Check every line below for the word "Cash" and show those that hold it.

═══ Records to use

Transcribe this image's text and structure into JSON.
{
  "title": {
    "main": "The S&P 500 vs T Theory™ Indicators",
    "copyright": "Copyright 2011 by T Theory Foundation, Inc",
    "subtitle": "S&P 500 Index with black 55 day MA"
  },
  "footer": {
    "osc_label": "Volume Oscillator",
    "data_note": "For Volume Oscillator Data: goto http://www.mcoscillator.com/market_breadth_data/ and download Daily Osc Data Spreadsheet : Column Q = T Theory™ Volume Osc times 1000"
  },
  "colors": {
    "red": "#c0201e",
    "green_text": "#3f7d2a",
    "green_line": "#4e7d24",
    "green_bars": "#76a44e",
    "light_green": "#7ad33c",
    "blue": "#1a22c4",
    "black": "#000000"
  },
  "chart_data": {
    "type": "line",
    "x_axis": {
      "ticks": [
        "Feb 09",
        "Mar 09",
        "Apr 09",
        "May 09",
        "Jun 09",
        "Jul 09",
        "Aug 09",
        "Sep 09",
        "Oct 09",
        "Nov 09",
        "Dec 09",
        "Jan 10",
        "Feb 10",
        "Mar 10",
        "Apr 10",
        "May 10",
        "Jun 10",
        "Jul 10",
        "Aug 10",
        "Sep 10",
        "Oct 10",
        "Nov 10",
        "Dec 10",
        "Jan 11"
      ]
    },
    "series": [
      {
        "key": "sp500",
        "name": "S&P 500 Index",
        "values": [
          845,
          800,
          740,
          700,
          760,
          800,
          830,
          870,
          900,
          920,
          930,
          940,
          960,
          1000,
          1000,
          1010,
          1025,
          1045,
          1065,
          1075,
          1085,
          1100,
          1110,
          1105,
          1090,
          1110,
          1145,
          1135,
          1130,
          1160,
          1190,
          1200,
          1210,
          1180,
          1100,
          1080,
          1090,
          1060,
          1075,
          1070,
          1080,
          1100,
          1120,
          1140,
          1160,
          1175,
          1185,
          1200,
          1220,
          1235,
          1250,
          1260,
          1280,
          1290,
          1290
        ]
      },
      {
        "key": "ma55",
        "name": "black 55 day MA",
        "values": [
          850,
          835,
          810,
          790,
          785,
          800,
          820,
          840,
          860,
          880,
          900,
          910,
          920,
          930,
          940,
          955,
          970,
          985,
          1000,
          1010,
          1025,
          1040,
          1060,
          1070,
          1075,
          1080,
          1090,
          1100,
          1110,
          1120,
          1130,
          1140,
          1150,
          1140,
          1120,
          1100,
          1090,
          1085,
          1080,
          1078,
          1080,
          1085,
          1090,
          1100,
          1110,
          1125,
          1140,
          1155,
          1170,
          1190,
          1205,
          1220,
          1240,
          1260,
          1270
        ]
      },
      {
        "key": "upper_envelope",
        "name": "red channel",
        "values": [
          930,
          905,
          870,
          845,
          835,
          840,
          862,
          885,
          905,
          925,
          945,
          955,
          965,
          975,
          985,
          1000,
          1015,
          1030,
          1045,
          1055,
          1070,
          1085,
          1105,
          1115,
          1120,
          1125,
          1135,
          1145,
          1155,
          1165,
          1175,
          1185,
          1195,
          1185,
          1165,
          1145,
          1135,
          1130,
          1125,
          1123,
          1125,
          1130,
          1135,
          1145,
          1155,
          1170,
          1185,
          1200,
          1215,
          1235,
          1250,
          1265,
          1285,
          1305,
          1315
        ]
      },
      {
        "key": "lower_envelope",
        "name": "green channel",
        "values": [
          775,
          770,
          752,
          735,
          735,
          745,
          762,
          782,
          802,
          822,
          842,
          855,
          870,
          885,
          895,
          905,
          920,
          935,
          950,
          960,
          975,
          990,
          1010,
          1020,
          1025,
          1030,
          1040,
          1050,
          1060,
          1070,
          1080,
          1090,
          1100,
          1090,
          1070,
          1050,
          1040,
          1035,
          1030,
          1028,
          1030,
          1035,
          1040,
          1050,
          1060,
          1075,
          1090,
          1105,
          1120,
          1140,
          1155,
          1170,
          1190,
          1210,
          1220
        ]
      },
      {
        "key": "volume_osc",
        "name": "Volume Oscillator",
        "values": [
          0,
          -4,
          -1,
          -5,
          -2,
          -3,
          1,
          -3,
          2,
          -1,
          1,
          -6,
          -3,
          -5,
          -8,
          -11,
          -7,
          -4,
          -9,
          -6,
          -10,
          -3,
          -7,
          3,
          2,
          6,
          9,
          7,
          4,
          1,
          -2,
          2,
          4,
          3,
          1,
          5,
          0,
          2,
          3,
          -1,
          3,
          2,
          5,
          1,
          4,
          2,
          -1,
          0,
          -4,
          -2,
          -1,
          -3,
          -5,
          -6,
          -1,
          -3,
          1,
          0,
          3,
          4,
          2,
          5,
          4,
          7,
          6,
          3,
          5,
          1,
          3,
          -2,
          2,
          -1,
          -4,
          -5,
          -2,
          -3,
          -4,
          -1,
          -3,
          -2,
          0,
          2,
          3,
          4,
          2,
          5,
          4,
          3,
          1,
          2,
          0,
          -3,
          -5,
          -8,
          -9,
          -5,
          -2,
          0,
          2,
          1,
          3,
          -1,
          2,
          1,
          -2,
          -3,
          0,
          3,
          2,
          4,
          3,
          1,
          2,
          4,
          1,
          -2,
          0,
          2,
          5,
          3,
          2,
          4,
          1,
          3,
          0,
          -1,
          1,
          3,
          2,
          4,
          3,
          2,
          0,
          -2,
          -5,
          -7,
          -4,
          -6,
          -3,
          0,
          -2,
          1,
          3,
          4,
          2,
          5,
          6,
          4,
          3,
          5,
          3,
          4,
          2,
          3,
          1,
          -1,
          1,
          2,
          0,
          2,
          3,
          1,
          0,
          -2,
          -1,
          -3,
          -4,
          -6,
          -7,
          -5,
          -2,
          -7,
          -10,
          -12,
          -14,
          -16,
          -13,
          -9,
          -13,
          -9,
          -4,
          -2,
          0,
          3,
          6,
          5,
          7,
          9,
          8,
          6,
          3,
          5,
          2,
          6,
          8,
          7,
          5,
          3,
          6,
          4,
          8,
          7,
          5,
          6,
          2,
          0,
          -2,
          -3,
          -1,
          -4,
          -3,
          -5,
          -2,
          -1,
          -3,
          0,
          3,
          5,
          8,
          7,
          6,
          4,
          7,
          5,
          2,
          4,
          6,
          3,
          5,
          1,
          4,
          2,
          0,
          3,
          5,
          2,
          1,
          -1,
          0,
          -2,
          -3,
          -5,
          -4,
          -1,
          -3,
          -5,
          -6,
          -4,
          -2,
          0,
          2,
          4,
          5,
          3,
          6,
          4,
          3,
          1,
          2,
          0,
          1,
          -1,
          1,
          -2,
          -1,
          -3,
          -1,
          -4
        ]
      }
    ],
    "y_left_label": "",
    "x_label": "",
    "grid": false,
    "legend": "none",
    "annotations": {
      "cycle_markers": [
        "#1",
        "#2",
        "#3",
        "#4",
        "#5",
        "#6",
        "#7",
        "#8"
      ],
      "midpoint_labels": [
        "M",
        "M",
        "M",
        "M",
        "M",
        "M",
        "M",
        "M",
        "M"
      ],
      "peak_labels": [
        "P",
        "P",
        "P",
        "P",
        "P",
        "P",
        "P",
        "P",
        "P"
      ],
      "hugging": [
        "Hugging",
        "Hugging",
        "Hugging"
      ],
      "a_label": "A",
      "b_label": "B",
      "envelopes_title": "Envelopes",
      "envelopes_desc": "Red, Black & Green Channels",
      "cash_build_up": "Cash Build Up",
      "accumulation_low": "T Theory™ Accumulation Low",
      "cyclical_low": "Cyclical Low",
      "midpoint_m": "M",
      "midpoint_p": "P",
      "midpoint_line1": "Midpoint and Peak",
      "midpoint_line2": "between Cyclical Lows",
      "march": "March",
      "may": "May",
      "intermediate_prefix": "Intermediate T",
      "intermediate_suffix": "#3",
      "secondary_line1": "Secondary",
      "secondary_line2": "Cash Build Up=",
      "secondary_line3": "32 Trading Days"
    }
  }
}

══════
═══ Records to use

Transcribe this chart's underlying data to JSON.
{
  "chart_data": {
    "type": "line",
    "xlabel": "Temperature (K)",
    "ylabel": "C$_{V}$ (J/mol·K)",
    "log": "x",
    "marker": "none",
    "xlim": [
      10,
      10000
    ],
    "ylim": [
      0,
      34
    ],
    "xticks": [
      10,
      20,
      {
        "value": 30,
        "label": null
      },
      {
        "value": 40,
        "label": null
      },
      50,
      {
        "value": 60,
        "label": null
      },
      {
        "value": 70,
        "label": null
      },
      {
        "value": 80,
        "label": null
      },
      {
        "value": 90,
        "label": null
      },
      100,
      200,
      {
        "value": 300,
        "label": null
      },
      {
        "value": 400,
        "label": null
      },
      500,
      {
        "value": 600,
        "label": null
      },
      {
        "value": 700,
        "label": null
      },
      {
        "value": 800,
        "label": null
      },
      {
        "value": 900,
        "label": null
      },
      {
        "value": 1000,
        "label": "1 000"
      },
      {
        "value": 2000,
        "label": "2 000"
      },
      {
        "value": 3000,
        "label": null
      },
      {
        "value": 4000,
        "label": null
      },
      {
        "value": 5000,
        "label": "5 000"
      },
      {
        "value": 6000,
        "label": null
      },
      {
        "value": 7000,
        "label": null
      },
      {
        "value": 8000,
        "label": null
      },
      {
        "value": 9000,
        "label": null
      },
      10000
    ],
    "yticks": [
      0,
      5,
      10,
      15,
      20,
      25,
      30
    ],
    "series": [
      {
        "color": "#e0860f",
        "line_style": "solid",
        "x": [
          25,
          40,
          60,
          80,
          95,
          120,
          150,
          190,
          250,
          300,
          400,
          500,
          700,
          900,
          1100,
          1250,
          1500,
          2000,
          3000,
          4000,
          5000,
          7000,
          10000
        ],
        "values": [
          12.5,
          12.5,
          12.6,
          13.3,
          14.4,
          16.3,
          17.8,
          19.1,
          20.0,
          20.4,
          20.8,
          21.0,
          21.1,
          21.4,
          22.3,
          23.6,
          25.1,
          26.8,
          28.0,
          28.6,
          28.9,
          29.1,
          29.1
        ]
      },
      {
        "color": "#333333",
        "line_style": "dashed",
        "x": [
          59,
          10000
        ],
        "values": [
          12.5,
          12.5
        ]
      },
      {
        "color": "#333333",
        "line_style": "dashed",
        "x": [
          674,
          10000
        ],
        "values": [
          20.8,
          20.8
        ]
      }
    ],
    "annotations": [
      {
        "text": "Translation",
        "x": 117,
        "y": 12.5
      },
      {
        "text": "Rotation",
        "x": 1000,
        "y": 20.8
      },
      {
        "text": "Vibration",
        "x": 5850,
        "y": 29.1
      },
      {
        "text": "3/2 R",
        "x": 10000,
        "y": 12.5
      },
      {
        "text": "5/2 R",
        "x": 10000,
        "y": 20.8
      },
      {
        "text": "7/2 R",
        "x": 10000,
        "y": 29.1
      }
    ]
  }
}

══════

Exercise response:
      "cash_build_up": "Cash Build Up",
      "secondary_line2": "Cash Build Up=",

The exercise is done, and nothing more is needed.